=== EXERCISE ===
Write out all of the entries that follow, word for word, but skip the pictures.

Rows from a figure dataset
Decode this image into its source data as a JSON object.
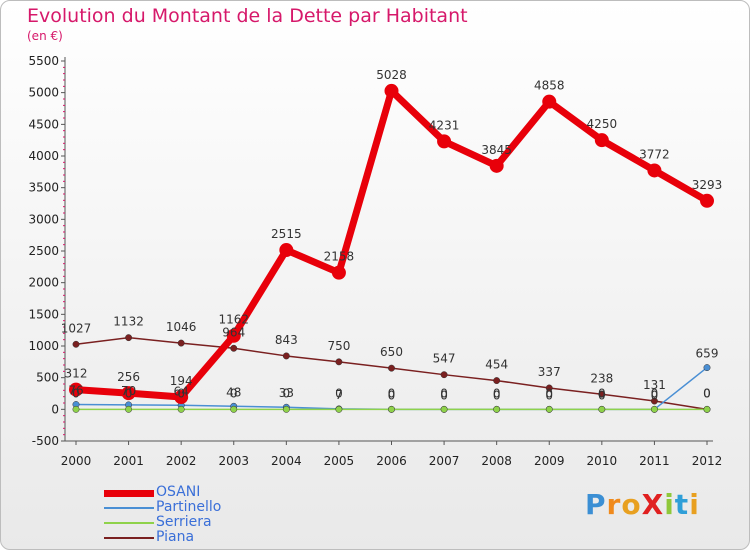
{
  "chart_data": {
    "type": "line",
    "title": "Evolution du Montant de la Dette par Habitant",
    "subtitle": "(en €)",
    "x": [
      "2000",
      "2001",
      "2002",
      "2003",
      "2004",
      "2005",
      "2006",
      "2007",
      "2008",
      "2009",
      "2010",
      "2011",
      "2012"
    ],
    "ylim": [
      -500,
      5500
    ],
    "yticks": [
      -500,
      0,
      500,
      1000,
      1500,
      2000,
      2500,
      3000,
      3500,
      4000,
      4500,
      5000,
      5500
    ],
    "grid": false,
    "legend_position": "bottom-left",
    "series": [
      {
        "name": "OSANI",
        "color": "#e8000a",
        "values": [
          312,
          256,
          194,
          1162,
          2515,
          2158,
          5028,
          4231,
          3845,
          4858,
          4250,
          3772,
          3293
        ],
        "labels": [
          "312",
          "256",
          "194",
          "1162",
          "2515",
          "2158",
          "5028",
          "4231",
          "3845",
          "4858",
          "4250",
          "3772",
          "3293"
        ]
      },
      {
        "name": "Partinello",
        "color": "#4a8fd4",
        "values": [
          76,
          70,
          64,
          48,
          33,
          7,
          0,
          0,
          0,
          0,
          0,
          0,
          659
        ],
        "labels": [
          "76",
          "70",
          "64",
          "48",
          "33",
          "7",
          "0",
          "0",
          "0",
          "0",
          "0",
          "0",
          "659"
        ]
      },
      {
        "name": "Serriera",
        "color": "#8fd24a",
        "values": [
          0,
          0,
          0,
          0,
          0,
          0,
          0,
          0,
          0,
          0,
          0,
          0,
          0
        ],
        "labels": [
          "0",
          "0",
          "0",
          "0",
          "0",
          "0",
          "0",
          "0",
          "0",
          "0",
          "0",
          "0",
          "0"
        ]
      },
      {
        "name": "Piana",
        "color": "#7a2020",
        "values": [
          1027,
          1132,
          1046,
          964,
          843,
          750,
          650,
          547,
          454,
          337,
          238,
          131,
          0
        ],
        "labels": [
          "1027",
          "1132",
          "1046",
          "964",
          "843",
          "750",
          "650",
          "547",
          "454",
          "337",
          "238",
          "131",
          "0"
        ]
      }
    ]
  },
  "logo": {
    "text": "ProXiti"
  }
}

=== SOLVED EXERCISE ===
Decode this image into its source data as a JSON object.
{
  "chart_data": {
    "type": "line",
    "title": "Evolution du Montant de la Dette par Habitant",
    "subtitle": "(en €)",
    "x": [
      "2000",
      "2001",
      "2002",
      "2003",
      "2004",
      "2005",
      "2006",
      "2007",
      "2008",
      "2009",
      "2010",
      "2011",
      "2012"
    ],
    "ylim": [
      -500,
      5500
    ],
    "yticks": [
      -500,
      0,
      500,
      1000,
      1500,
      2000,
      2500,
      3000,
      3500,
      4000,
      4500,
      5000,
      5500
    ],
    "grid": false,
    "legend_position": "bottom-left",
    "series": [
      {
        "name": "OSANI",
        "color": "#e8000a",
        "values": [
          312,
          256,
          194,
          1162,
          2515,
          2158,
          5028,
          4231,
          3845,
          4858,
          4250,
          3772,
          3293
        ],
        "labels": [
          "312",
          "256",
          "194",
          "1162",
          "2515",
          "2158",
          "5028",
          "4231",
          "3845",
          "4858",
          "4250",
          "3772",
          "3293"
        ]
      },
      {
        "name": "Partinello",
        "color": "#4a8fd4",
        "values": [
          76,
          70,
          64,
          48,
          33,
          7,
          0,
          0,
          0,
          0,
          0,
          0,
          659
        ],
        "labels": [
          "76",
          "70",
          "64",
          "48",
          "33",
          "7",
          "0",
          "0",
          "0",
          "0",
          "0",
          "0",
          "659"
        ]
      },
      {
        "name": "Serriera",
        "color": "#8fd24a",
        "values": [
          0,
          0,
          0,
          0,
          0,
          0,
          0,
          0,
          0,
          0,
          0,
          0,
          0
        ],
        "labels": [
          "0",
          "0",
          "0",
          "0",
          "0",
          "0",
          "0",
          "0",
          "0",
          "0",
          "0",
          "0",
          "0"
        ]
      },
      {
        "name": "Piana",
        "color": "#7a2020",
        "values": [
          1027,
          1132,
          1046,
          964,
          843,
          750,
          650,
          547,
          454,
          337,
          238,
          131,
          0
        ],
        "labels": [
          "1027",
          "1132",
          "1046",
          "964",
          "843",
          "750",
          "650",
          "547",
          "454",
          "337",
          "238",
          "131",
          "0"
        ]
      }
    ]
  },
  "logo": {
    "text": "ProXiti"
  }
}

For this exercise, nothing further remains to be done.